Provided data:
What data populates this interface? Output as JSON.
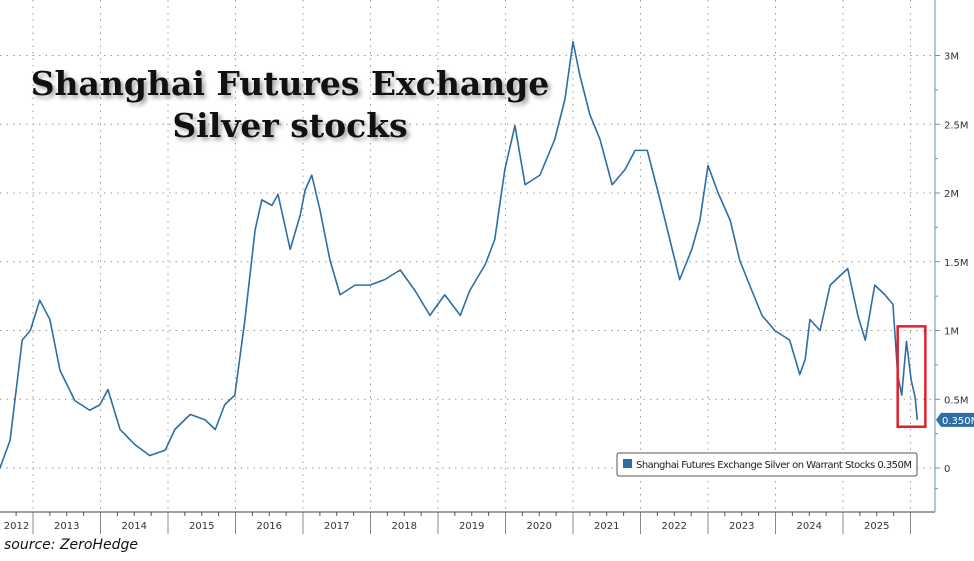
{
  "chart_data": {
    "type": "line",
    "title": [
      "Shanghai Futures Exchange",
      "Silver stocks"
    ],
    "source": "source: ZeroHedge",
    "xlim": [
      2012.5,
      2026.4
    ],
    "ylim": [
      -0.2,
      3.4
    ],
    "x_tick_labels": [
      "2012",
      "2013",
      "2014",
      "2015",
      "2016",
      "2017",
      "2018",
      "2019",
      "2020",
      "2021",
      "2022",
      "2023",
      "2024",
      "2025"
    ],
    "y_ticks": [
      0,
      0.5,
      1,
      1.5,
      2,
      2.5,
      3
    ],
    "y_tick_labels": [
      "0",
      "0.5M",
      "1M",
      "1.5M",
      "2M",
      "2.5M",
      "3M"
    ],
    "y_axis_side": "right",
    "grid": true,
    "legend_position": "bottom-right",
    "last_value_label": "0.350M",
    "series": [
      {
        "name": "Shanghai Futures Exchange Silver on Warrant Stocks 0.350M",
        "color": "#2c6ea5",
        "x": [
          2012.51,
          2012.66,
          2012.84,
          2012.96,
          2013.1,
          2013.25,
          2013.4,
          2013.62,
          2013.84,
          2013.99,
          2014.11,
          2014.29,
          2014.51,
          2014.73,
          2014.96,
          2015.1,
          2015.33,
          2015.55,
          2015.7,
          2015.84,
          2015.99,
          2016.14,
          2016.29,
          2016.39,
          2016.54,
          2016.63,
          2016.81,
          2016.96,
          2017.03,
          2017.13,
          2017.25,
          2017.4,
          2017.55,
          2017.77,
          2017.99,
          2018.21,
          2018.44,
          2018.66,
          2018.88,
          2019.1,
          2019.33,
          2019.47,
          2019.7,
          2019.84,
          2019.99,
          2020.14,
          2020.29,
          2020.51,
          2020.73,
          2020.88,
          2021.0,
          2021.1,
          2021.25,
          2021.4,
          2021.58,
          2021.77,
          2021.92,
          2022.1,
          2022.29,
          2022.47,
          2022.58,
          2022.76,
          2022.88,
          2023.0,
          2023.15,
          2023.33,
          2023.47,
          2023.65,
          2023.8,
          2023.99,
          2024.21,
          2024.36,
          2024.44,
          2024.51,
          2024.66,
          2024.81,
          2024.96,
          2025.07,
          2025.22,
          2025.33,
          2025.47,
          2025.62,
          2025.74,
          2025.81,
          2025.87,
          2025.94,
          2026.01,
          2026.07,
          2026.1
        ],
        "values": [
          0,
          0.2,
          0.93,
          1.0,
          1.22,
          1.08,
          0.71,
          0.49,
          0.42,
          0.46,
          0.57,
          0.28,
          0.17,
          0.09,
          0.13,
          0.28,
          0.39,
          0.35,
          0.28,
          0.46,
          0.53,
          1.08,
          1.73,
          1.95,
          1.91,
          1.99,
          1.59,
          1.84,
          2.02,
          2.13,
          1.88,
          1.51,
          1.26,
          1.33,
          1.33,
          1.37,
          1.44,
          1.29,
          1.11,
          1.26,
          1.11,
          1.29,
          1.48,
          1.66,
          2.17,
          2.49,
          2.06,
          2.13,
          2.39,
          2.68,
          3.1,
          2.86,
          2.57,
          2.39,
          2.06,
          2.17,
          2.31,
          2.31,
          1.95,
          1.59,
          1.37,
          1.59,
          1.8,
          2.2,
          2.0,
          1.8,
          1.51,
          1.29,
          1.11,
          1.0,
          0.93,
          0.68,
          0.79,
          1.08,
          1.0,
          1.33,
          1.4,
          1.45,
          1.11,
          0.93,
          1.33,
          1.26,
          1.19,
          0.68,
          0.53,
          0.92,
          0.64,
          0.51,
          0.35
        ]
      }
    ],
    "highlight_box": {
      "x": [
        2025.81,
        2026.22
      ],
      "y": [
        0.3,
        1.03
      ],
      "color": "#e0202a"
    }
  }
}
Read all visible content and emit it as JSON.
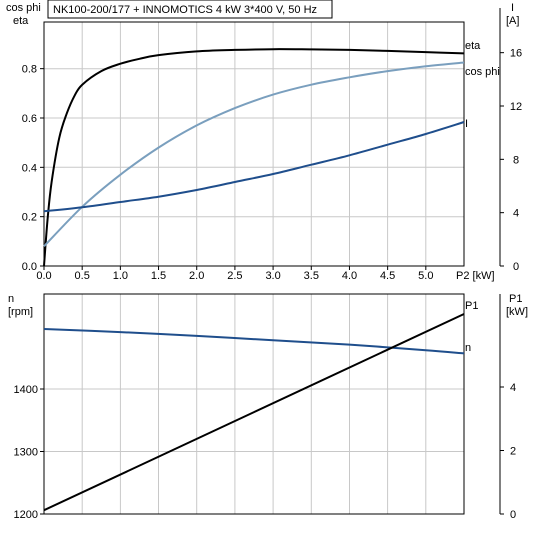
{
  "title": "NK100-200/177 + INNOMOTICS   4 kW   3*400 V, 50 Hz",
  "top_axes": {
    "left_label_1": "cos phi",
    "left_label_2": "eta",
    "right_label_1": "I",
    "right_label_2": "[A]",
    "x_label_suffix": "P2 [kW]"
  },
  "bottom_axes": {
    "left_label_1": "n",
    "left_label_2": "[rpm]",
    "right_label_1": "P1",
    "right_label_2": "[kW]"
  },
  "colors": {
    "eta": "#000000",
    "cos_phi": "#7a9fbe",
    "I": "#1f4e8c",
    "n": "#1f4e8c",
    "P1": "#000000",
    "grid": "#c8c8c8",
    "axis": "#000000"
  },
  "chart_data": [
    {
      "type": "line",
      "panel": "top",
      "xlabel": "P2 [kW]",
      "xlim": [
        0,
        5.5
      ],
      "x_ticks": [
        0.0,
        0.5,
        1.0,
        1.5,
        2.0,
        2.5,
        3.0,
        3.5,
        4.0,
        4.5,
        5.0
      ],
      "ylabel_left": "cos phi / eta",
      "ylim_left": [
        0,
        0.9
      ],
      "y_ticks_left": [
        0.0,
        0.2,
        0.4,
        0.6,
        0.8
      ],
      "ylabel_right": "I [A]",
      "ylim_right": [
        0,
        18
      ],
      "y_ticks_right": [
        0,
        4,
        8,
        12,
        16
      ],
      "grid": true,
      "series": [
        {
          "name": "eta",
          "axis": "left",
          "color": "#000000",
          "x": [
            0.0,
            0.05,
            0.1,
            0.2,
            0.3,
            0.4,
            0.5,
            0.75,
            1.0,
            1.25,
            1.5,
            2.0,
            2.5,
            3.0,
            3.5,
            4.0,
            4.5,
            5.0,
            5.5
          ],
          "y": [
            0.0,
            0.2,
            0.34,
            0.52,
            0.62,
            0.69,
            0.735,
            0.79,
            0.82,
            0.84,
            0.855,
            0.87,
            0.876,
            0.879,
            0.878,
            0.876,
            0.872,
            0.867,
            0.862
          ]
        },
        {
          "name": "cos phi",
          "axis": "left",
          "color": "#7a9fbe",
          "x": [
            0.0,
            0.5,
            1.0,
            1.5,
            2.0,
            2.5,
            3.0,
            3.5,
            4.0,
            4.5,
            5.0,
            5.5
          ],
          "y": [
            0.08,
            0.24,
            0.37,
            0.48,
            0.57,
            0.64,
            0.695,
            0.735,
            0.765,
            0.79,
            0.81,
            0.825
          ]
        },
        {
          "name": "I",
          "axis": "right",
          "color": "#1f4e8c",
          "x": [
            0.0,
            0.5,
            1.0,
            1.5,
            2.0,
            2.5,
            3.0,
            3.5,
            4.0,
            4.5,
            5.0,
            5.5
          ],
          "y": [
            4.1,
            4.4,
            4.8,
            5.2,
            5.7,
            6.3,
            6.9,
            7.6,
            8.3,
            9.1,
            9.9,
            10.8
          ]
        }
      ]
    },
    {
      "type": "line",
      "panel": "bottom",
      "xlim": [
        0,
        5.5
      ],
      "ylabel_left": "n [rpm]",
      "ylim_left": [
        1200,
        1500
      ],
      "y_ticks_left": [
        1200,
        1300,
        1400
      ],
      "ylabel_right": "P1 [kW]",
      "ylim_right": [
        0,
        6
      ],
      "y_ticks_right": [
        0,
        2,
        4
      ],
      "grid": true,
      "series": [
        {
          "name": "n",
          "axis": "left",
          "color": "#1f4e8c",
          "x": [
            0.0,
            1.0,
            2.0,
            3.0,
            4.0,
            5.0,
            5.5
          ],
          "y": [
            1496,
            1491,
            1485,
            1478,
            1471,
            1462,
            1457
          ]
        },
        {
          "name": "P1",
          "axis": "right",
          "color": "#000000",
          "x": [
            0.0,
            5.5
          ],
          "y": [
            0.12,
            6.3
          ]
        }
      ]
    }
  ]
}
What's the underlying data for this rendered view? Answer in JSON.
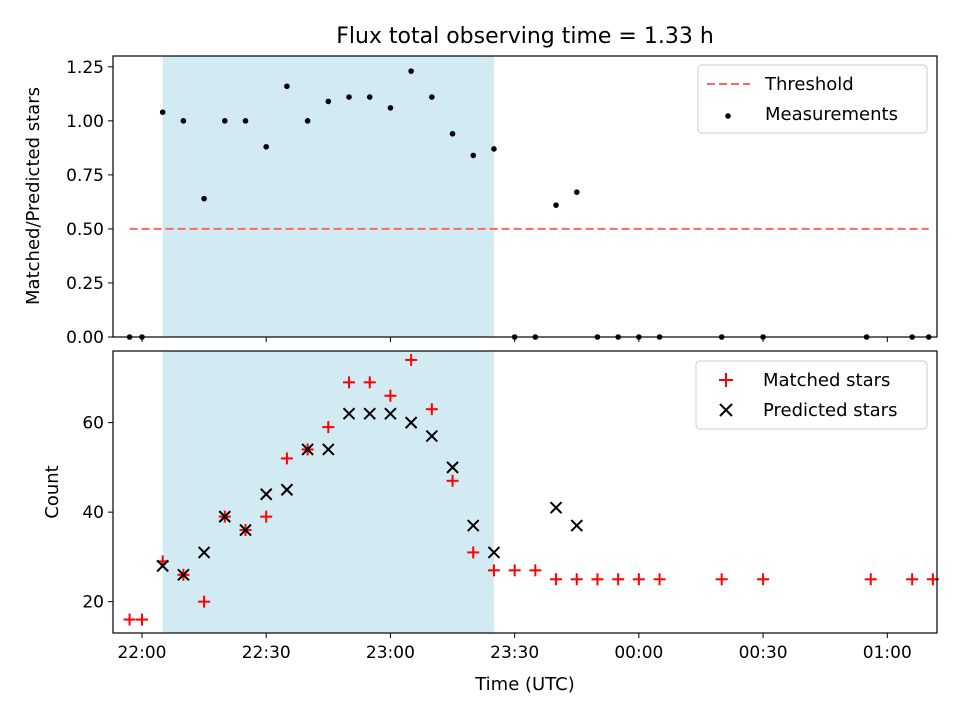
{
  "title": "Flux total observing time = 1.33 h",
  "xlabel": "Time (UTC)",
  "x_ticks": [
    {
      "t": 0,
      "label": "22:00"
    },
    {
      "t": 30,
      "label": "22:30"
    },
    {
      "t": 60,
      "label": "23:00"
    },
    {
      "t": 90,
      "label": "23:30"
    },
    {
      "t": 120,
      "label": "00:00"
    },
    {
      "t": 150,
      "label": "00:30"
    },
    {
      "t": 180,
      "label": "01:00"
    }
  ],
  "colors": {
    "shade": "#add8e6",
    "threshold": "#ff6666",
    "measurements": "#000000",
    "matched": "#ff0000",
    "predicted": "#000000"
  },
  "chart_data": [
    {
      "type": "scatter",
      "ylabel": "Matched/Predicted stars",
      "xlim": [
        "21:53",
        "01:12"
      ],
      "ylim": [
        0,
        1.3
      ],
      "y_ticks": [
        "0.00",
        "0.25",
        "0.50",
        "0.75",
        "1.00",
        "1.25"
      ],
      "shaded_region": [
        "22:05",
        "23:25"
      ],
      "legend_position": "upper right",
      "threshold": {
        "name": "Threshold",
        "y": 0.5,
        "x_range": [
          "21:57",
          "01:10"
        ]
      },
      "series": [
        {
          "name": "Measurements",
          "points": [
            [
              "21:57",
              0.0
            ],
            [
              "22:00",
              0.0
            ],
            [
              "22:05",
              1.04
            ],
            [
              "22:10",
              1.0
            ],
            [
              "22:15",
              0.64
            ],
            [
              "22:20",
              1.0
            ],
            [
              "22:25",
              1.0
            ],
            [
              "22:30",
              0.88
            ],
            [
              "22:35",
              1.16
            ],
            [
              "22:40",
              1.0
            ],
            [
              "22:45",
              1.09
            ],
            [
              "22:50",
              1.11
            ],
            [
              "22:55",
              1.11
            ],
            [
              "23:00",
              1.06
            ],
            [
              "23:05",
              1.23
            ],
            [
              "23:10",
              1.11
            ],
            [
              "23:15",
              0.94
            ],
            [
              "23:20",
              0.84
            ],
            [
              "23:25",
              0.87
            ],
            [
              "23:30",
              0.0
            ],
            [
              "23:35",
              0.0
            ],
            [
              "23:40",
              0.61
            ],
            [
              "23:45",
              0.67
            ],
            [
              "23:50",
              0.0
            ],
            [
              "23:55",
              0.0
            ],
            [
              "00:00",
              0.0
            ],
            [
              "00:05",
              0.0
            ],
            [
              "00:20",
              0.0
            ],
            [
              "00:30",
              0.0
            ],
            [
              "00:55",
              0.0
            ],
            [
              "01:06",
              0.0
            ],
            [
              "01:10",
              0.0
            ]
          ]
        }
      ]
    },
    {
      "type": "scatter",
      "ylabel": "Count",
      "xlabel": "Time (UTC)",
      "xlim": [
        "21:53",
        "01:12"
      ],
      "ylim": [
        13,
        76
      ],
      "y_ticks": [
        "20",
        "40",
        "60"
      ],
      "shaded_region": [
        "22:05",
        "23:25"
      ],
      "legend_position": "upper right",
      "series": [
        {
          "name": "Matched stars",
          "marker": "+",
          "points": [
            [
              "21:57",
              16
            ],
            [
              "22:00",
              16
            ],
            [
              "22:05",
              29
            ],
            [
              "22:10",
              26
            ],
            [
              "22:15",
              20
            ],
            [
              "22:20",
              39
            ],
            [
              "22:25",
              36
            ],
            [
              "22:30",
              39
            ],
            [
              "22:35",
              52
            ],
            [
              "22:40",
              54
            ],
            [
              "22:45",
              59
            ],
            [
              "22:50",
              69
            ],
            [
              "22:55",
              69
            ],
            [
              "23:00",
              66
            ],
            [
              "23:05",
              74
            ],
            [
              "23:10",
              63
            ],
            [
              "23:15",
              47
            ],
            [
              "23:20",
              31
            ],
            [
              "23:25",
              27
            ],
            [
              "23:30",
              27
            ],
            [
              "23:35",
              27
            ],
            [
              "23:40",
              25
            ],
            [
              "23:45",
              25
            ],
            [
              "23:50",
              25
            ],
            [
              "23:55",
              25
            ],
            [
              "00:00",
              25
            ],
            [
              "00:05",
              25
            ],
            [
              "00:20",
              25
            ],
            [
              "00:30",
              25
            ],
            [
              "00:56",
              25
            ],
            [
              "01:06",
              25
            ],
            [
              "01:11",
              25
            ]
          ]
        },
        {
          "name": "Predicted stars",
          "marker": "x",
          "points": [
            [
              "22:05",
              28
            ],
            [
              "22:10",
              26
            ],
            [
              "22:15",
              31
            ],
            [
              "22:20",
              39
            ],
            [
              "22:25",
              36
            ],
            [
              "22:30",
              44
            ],
            [
              "22:35",
              45
            ],
            [
              "22:40",
              54
            ],
            [
              "22:45",
              54
            ],
            [
              "22:50",
              62
            ],
            [
              "22:55",
              62
            ],
            [
              "23:00",
              62
            ],
            [
              "23:05",
              60
            ],
            [
              "23:10",
              57
            ],
            [
              "23:15",
              50
            ],
            [
              "23:20",
              37
            ],
            [
              "23:25",
              31
            ],
            [
              "23:40",
              41
            ],
            [
              "23:45",
              37
            ]
          ]
        }
      ]
    }
  ]
}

What you are asked to do:
Lines that include the word "grid" — how many are there in the data? Answer with the number alone.

Reply:
4